"""

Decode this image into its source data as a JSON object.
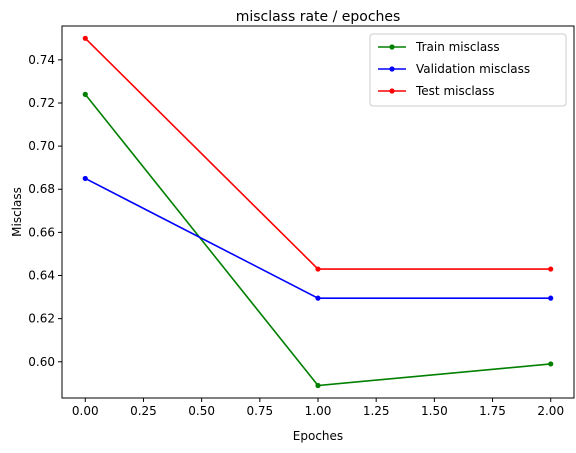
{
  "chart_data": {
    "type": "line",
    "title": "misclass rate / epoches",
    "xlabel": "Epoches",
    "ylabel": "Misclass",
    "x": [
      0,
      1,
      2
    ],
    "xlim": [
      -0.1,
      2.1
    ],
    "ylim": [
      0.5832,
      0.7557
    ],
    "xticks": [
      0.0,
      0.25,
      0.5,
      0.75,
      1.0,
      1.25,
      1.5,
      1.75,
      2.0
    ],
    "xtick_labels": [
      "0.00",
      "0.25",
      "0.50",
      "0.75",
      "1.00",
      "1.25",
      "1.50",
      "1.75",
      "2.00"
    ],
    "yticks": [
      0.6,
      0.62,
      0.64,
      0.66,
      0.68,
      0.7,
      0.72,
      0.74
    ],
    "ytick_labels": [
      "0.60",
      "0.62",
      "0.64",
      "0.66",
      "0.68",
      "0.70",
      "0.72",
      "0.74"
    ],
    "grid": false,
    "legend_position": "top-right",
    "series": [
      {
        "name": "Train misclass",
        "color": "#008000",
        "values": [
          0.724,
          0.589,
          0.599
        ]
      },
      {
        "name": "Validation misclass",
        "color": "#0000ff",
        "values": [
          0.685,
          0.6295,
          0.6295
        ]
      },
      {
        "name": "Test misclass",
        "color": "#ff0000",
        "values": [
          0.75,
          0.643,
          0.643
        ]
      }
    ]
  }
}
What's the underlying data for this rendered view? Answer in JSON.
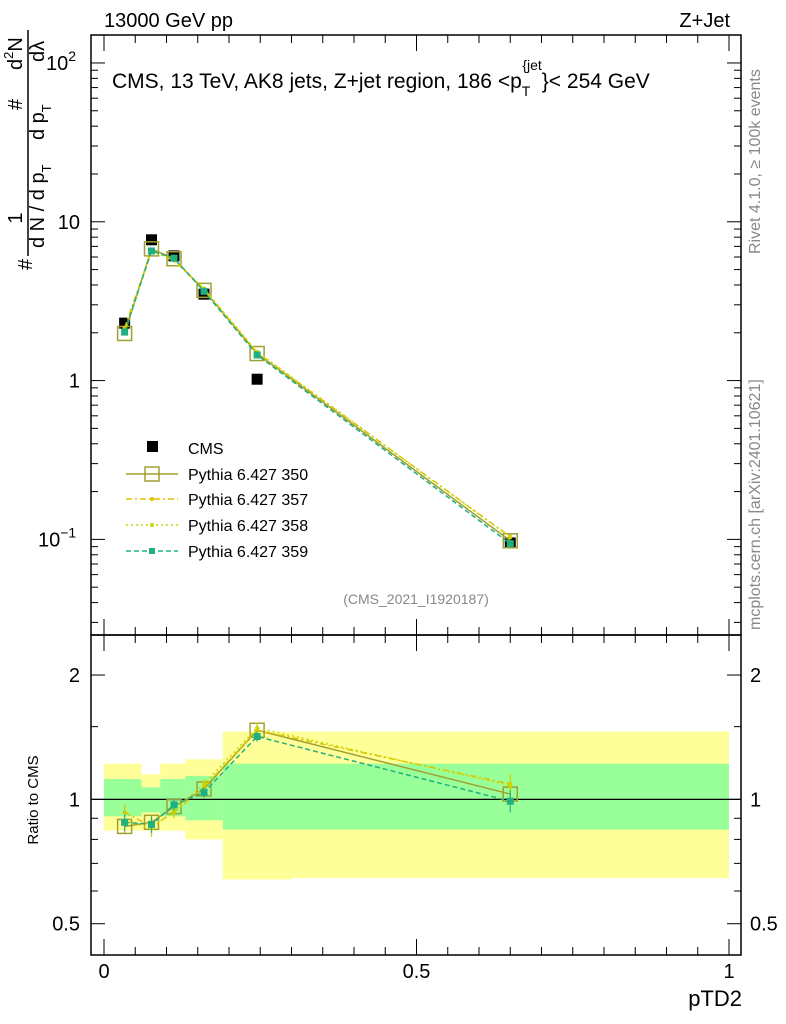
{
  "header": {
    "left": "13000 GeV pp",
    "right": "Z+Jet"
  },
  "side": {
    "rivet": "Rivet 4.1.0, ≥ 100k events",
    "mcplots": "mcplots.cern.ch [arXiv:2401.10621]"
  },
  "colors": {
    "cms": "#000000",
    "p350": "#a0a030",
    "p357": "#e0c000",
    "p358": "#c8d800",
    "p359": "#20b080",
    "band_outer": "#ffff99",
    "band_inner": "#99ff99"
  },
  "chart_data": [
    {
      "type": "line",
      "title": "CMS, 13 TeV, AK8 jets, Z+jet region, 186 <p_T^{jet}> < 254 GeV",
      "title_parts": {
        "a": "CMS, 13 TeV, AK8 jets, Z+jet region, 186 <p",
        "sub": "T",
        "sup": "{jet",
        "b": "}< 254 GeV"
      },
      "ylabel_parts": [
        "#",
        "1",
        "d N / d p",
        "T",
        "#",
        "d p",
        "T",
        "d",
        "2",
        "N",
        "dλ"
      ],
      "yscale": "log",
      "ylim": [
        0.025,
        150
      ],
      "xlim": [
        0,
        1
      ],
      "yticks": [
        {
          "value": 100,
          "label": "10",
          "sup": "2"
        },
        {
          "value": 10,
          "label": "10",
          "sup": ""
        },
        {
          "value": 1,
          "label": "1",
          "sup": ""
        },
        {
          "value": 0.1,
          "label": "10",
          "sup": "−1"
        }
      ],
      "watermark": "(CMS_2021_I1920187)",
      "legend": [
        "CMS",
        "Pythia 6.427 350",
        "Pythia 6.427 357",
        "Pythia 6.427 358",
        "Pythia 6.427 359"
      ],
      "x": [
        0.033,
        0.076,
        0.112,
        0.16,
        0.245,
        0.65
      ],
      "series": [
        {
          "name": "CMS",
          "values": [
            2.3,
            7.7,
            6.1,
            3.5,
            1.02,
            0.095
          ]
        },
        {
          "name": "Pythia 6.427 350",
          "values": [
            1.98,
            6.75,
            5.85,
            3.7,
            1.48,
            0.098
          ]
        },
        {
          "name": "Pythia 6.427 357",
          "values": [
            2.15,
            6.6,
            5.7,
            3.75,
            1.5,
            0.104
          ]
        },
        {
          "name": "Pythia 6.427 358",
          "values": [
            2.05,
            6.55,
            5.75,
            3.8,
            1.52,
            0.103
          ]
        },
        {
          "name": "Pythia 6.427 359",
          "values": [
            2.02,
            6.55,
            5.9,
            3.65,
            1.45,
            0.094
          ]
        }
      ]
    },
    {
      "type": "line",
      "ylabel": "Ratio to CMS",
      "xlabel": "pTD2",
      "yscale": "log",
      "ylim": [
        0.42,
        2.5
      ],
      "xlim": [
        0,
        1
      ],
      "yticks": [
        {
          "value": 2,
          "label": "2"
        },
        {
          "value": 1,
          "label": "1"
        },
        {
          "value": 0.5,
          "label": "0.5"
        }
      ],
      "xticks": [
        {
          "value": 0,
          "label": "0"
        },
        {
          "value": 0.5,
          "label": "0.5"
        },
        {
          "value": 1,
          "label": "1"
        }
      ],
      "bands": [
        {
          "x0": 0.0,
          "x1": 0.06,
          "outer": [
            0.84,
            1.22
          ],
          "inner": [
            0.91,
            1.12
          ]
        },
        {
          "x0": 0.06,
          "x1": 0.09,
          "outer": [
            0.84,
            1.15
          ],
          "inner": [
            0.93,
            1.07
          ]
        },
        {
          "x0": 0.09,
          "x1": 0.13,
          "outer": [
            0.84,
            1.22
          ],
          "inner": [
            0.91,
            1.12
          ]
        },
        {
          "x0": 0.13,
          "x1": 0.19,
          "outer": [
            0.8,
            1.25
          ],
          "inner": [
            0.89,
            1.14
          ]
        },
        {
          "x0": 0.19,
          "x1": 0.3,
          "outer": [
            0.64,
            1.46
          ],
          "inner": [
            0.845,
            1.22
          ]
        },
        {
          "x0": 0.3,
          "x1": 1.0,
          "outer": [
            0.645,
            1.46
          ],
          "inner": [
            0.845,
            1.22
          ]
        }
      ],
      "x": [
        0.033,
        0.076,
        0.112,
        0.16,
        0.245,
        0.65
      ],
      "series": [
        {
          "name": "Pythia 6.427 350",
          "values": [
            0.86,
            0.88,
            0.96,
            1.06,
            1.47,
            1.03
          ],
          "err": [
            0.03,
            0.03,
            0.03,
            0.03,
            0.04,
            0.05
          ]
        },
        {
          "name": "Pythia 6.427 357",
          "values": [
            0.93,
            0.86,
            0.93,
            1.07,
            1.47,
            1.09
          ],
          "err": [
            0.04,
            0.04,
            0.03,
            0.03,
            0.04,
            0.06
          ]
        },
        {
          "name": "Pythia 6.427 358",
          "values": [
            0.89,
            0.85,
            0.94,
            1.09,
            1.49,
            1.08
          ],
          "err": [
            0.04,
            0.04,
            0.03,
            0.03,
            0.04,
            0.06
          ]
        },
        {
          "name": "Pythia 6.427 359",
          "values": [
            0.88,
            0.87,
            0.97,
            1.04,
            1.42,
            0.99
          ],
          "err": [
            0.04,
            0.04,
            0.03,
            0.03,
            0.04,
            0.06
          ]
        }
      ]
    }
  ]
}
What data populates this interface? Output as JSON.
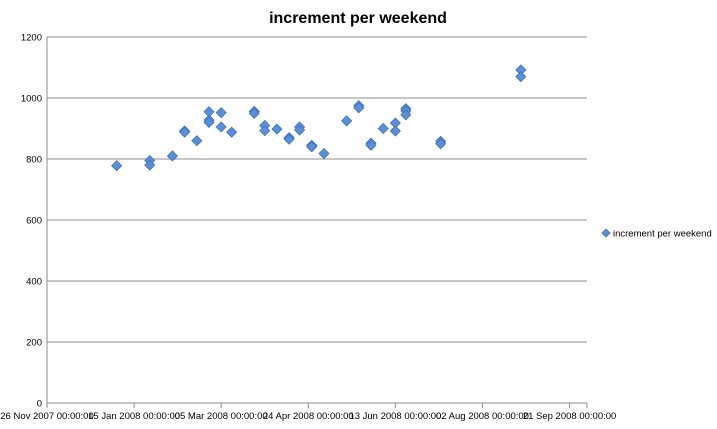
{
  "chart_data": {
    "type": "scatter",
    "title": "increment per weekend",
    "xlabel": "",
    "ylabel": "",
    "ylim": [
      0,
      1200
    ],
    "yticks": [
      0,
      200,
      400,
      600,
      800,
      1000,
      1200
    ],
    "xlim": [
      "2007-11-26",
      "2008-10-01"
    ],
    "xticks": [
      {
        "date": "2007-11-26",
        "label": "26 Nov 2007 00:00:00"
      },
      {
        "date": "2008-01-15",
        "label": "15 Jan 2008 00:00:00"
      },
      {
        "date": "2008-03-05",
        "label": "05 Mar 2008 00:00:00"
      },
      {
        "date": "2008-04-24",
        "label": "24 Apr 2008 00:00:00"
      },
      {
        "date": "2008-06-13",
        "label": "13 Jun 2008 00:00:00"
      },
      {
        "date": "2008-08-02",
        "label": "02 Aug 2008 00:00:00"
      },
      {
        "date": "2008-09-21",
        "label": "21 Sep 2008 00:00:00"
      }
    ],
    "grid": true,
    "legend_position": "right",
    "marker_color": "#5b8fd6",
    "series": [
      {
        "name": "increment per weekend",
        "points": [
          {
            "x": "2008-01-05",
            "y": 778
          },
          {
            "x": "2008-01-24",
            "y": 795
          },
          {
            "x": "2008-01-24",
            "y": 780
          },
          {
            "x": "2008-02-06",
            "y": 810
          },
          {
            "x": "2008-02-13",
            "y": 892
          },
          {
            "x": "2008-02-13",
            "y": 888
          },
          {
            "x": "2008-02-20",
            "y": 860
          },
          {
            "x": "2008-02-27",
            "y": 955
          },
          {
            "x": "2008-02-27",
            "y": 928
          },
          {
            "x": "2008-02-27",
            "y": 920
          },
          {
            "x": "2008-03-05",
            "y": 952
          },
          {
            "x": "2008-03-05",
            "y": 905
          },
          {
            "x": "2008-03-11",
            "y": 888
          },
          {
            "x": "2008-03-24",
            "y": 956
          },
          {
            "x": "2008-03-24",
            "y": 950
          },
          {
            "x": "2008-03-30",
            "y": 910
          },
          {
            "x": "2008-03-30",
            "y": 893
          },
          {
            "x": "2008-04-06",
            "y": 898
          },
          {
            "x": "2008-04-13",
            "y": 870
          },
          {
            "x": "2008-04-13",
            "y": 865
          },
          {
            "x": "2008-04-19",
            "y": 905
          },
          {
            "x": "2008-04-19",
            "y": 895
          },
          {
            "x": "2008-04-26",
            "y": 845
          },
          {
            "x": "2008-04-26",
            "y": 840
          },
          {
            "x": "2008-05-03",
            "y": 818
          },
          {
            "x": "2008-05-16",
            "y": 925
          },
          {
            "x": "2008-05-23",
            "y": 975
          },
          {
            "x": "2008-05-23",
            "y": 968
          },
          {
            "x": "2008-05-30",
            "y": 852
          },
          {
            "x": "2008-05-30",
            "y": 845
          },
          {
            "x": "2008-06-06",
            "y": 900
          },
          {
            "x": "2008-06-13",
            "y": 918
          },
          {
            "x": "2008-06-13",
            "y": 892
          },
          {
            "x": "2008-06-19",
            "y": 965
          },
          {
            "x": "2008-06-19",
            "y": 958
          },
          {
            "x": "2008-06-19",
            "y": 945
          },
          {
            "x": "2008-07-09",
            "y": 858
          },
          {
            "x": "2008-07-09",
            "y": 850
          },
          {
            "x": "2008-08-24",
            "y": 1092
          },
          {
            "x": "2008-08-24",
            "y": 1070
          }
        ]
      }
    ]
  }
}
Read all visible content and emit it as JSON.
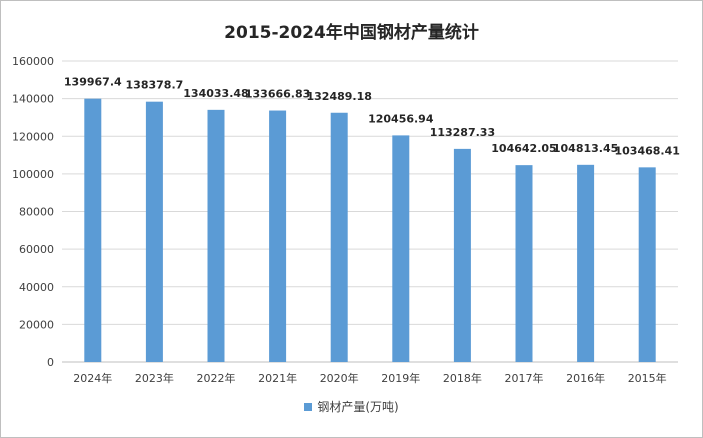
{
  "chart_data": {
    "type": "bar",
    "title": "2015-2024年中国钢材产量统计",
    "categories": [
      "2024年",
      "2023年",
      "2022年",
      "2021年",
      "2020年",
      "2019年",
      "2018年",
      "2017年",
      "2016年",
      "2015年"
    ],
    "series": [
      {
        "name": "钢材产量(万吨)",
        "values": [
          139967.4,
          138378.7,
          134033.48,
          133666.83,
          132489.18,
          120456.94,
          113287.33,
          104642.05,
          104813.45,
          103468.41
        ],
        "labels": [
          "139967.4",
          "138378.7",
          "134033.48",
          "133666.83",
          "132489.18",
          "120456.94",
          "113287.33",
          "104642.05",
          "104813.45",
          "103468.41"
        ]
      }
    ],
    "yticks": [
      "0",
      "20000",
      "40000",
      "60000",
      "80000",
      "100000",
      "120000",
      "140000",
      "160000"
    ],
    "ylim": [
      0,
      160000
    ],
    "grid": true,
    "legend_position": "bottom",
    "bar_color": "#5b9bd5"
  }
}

"""

* TASK DETAILS *
Identify and copy the lines holding the word "jets".

* RESULT *
      "title": "CMS, 13 TeV, AK8 jets, Z+jet region, 186 <p_T^{jet}> < 254 GeV",
        "a": "CMS, 13 TeV, AK8 jets, Z+jet region, 186 <p",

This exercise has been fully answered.